» **Exercise aim**: Work through the data and report how many lines include the string "content", giving the number alone.

» **Dataset excerpts**:
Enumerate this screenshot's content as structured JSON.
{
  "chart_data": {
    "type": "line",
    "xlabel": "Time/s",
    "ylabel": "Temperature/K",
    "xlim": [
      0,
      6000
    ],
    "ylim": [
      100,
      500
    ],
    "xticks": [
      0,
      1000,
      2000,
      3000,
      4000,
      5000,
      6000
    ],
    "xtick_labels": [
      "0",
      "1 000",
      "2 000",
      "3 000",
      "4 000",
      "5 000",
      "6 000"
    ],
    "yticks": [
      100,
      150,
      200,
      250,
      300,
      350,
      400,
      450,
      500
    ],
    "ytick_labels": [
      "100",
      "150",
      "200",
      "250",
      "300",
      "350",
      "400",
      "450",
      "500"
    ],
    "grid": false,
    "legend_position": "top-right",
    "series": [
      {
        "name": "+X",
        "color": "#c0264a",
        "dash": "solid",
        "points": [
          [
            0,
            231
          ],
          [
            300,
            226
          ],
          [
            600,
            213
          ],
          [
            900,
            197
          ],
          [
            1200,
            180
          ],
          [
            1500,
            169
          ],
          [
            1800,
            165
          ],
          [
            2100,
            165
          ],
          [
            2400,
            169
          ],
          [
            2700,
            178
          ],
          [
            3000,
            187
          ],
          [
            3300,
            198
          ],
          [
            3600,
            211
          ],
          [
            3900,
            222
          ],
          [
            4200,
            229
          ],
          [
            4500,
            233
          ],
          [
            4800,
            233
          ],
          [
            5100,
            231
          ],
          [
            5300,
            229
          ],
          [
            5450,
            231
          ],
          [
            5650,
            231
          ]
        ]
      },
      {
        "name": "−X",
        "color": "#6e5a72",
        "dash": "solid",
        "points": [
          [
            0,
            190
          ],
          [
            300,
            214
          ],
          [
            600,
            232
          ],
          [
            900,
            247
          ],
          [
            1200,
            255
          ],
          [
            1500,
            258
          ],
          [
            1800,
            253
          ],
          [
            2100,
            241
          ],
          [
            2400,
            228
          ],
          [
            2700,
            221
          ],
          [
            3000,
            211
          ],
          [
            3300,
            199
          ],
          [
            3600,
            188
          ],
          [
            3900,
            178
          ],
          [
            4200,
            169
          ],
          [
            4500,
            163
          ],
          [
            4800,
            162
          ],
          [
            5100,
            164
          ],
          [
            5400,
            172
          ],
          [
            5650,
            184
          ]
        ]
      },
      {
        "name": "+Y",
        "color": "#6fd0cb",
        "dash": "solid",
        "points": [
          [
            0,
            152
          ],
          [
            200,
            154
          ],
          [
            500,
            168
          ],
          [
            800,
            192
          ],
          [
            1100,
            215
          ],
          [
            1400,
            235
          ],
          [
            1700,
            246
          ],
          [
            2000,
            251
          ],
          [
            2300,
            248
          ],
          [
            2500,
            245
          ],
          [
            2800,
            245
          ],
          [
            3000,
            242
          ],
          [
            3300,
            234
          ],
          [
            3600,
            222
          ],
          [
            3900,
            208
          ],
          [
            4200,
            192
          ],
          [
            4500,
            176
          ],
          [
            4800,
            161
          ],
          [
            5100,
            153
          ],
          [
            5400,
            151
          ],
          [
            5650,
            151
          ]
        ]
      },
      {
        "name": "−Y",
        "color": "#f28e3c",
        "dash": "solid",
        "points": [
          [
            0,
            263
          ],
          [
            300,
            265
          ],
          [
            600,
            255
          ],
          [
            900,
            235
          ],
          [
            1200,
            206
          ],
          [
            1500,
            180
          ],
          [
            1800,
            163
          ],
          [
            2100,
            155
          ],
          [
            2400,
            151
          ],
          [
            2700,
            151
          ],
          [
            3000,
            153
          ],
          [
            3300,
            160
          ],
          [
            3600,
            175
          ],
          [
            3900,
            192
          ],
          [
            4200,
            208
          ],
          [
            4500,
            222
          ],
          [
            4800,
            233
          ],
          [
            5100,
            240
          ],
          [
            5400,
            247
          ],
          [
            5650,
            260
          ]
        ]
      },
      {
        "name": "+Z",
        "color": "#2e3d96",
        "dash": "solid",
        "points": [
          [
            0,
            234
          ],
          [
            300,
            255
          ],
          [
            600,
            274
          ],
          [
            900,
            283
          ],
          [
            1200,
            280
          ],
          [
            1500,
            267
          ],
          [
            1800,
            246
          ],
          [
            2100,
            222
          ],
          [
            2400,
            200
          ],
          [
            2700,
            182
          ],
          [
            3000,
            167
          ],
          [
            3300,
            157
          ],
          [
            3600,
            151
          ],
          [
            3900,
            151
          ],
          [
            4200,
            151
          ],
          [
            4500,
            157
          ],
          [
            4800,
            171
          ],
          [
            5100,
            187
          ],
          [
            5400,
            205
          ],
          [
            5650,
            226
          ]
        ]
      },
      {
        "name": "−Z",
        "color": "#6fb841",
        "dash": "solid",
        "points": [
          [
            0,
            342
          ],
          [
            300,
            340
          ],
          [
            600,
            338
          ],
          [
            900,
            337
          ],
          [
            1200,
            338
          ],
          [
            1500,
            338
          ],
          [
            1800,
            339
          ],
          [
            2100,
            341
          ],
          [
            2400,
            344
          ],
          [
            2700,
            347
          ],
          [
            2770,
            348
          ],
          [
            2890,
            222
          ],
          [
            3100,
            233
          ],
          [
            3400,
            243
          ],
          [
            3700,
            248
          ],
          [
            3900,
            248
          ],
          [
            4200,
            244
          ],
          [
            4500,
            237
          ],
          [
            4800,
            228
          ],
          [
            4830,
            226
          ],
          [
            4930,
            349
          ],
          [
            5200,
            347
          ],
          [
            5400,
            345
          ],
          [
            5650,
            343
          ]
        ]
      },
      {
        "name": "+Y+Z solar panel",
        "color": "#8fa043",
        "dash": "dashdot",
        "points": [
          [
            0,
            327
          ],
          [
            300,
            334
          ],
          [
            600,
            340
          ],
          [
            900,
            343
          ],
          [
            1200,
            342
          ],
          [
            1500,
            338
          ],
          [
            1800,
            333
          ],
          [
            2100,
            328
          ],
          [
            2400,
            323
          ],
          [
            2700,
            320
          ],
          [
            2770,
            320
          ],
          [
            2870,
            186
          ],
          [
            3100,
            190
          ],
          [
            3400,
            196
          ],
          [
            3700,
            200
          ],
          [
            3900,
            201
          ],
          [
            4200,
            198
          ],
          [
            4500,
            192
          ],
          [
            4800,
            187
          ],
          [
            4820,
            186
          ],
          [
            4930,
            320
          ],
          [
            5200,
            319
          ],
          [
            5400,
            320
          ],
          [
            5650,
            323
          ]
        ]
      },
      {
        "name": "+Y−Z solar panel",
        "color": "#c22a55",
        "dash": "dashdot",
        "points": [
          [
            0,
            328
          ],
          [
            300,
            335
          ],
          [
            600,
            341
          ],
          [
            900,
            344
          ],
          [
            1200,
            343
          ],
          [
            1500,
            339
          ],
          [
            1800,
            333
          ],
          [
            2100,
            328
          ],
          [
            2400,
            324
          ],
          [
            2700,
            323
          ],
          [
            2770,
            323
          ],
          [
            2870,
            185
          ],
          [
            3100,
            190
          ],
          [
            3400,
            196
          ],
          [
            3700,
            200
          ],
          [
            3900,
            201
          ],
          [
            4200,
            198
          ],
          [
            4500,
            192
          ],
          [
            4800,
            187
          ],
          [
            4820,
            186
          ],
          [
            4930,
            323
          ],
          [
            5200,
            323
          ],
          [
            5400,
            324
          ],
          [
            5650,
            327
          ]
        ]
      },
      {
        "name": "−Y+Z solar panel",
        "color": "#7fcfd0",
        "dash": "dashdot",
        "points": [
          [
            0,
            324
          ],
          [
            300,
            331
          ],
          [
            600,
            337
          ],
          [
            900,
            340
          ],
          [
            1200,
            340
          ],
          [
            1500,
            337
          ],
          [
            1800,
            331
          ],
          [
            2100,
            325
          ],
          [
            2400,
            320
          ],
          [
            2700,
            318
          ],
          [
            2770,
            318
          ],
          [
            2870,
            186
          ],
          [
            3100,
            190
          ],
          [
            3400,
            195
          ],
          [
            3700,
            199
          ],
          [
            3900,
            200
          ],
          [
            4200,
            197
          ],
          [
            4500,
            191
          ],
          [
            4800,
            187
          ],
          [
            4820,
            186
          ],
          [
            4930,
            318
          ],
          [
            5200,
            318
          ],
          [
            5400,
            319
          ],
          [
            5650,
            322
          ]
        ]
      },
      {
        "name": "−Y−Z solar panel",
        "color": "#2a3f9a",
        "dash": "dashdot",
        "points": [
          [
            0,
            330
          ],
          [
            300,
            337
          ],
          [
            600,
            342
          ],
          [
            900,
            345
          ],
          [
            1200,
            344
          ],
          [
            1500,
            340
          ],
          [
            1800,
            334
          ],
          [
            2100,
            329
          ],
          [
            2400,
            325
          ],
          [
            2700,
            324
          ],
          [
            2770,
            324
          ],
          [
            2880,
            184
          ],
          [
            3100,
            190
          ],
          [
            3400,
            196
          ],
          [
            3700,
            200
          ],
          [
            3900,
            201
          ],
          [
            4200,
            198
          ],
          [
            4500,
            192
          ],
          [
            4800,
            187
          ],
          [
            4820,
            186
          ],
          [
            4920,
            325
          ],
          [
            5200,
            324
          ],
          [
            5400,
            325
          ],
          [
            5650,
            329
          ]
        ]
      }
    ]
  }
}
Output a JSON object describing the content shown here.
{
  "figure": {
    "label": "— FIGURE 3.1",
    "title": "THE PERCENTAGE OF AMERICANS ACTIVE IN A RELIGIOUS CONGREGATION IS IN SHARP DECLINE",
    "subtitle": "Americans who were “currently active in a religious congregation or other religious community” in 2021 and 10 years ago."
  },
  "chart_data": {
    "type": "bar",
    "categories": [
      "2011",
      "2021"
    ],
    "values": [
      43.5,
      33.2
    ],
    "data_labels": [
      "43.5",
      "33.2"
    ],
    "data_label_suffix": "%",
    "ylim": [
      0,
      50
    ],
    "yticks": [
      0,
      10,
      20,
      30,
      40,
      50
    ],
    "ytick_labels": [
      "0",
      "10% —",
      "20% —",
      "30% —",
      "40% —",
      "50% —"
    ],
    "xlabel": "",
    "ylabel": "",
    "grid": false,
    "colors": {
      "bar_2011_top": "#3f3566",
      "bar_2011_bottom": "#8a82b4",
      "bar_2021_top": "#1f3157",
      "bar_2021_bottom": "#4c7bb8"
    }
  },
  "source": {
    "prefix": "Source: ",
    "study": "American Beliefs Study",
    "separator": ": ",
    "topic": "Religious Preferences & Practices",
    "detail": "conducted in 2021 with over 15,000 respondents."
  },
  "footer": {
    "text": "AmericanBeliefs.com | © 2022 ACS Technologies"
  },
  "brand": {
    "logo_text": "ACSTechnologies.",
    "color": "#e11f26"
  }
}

» **Final result**: 2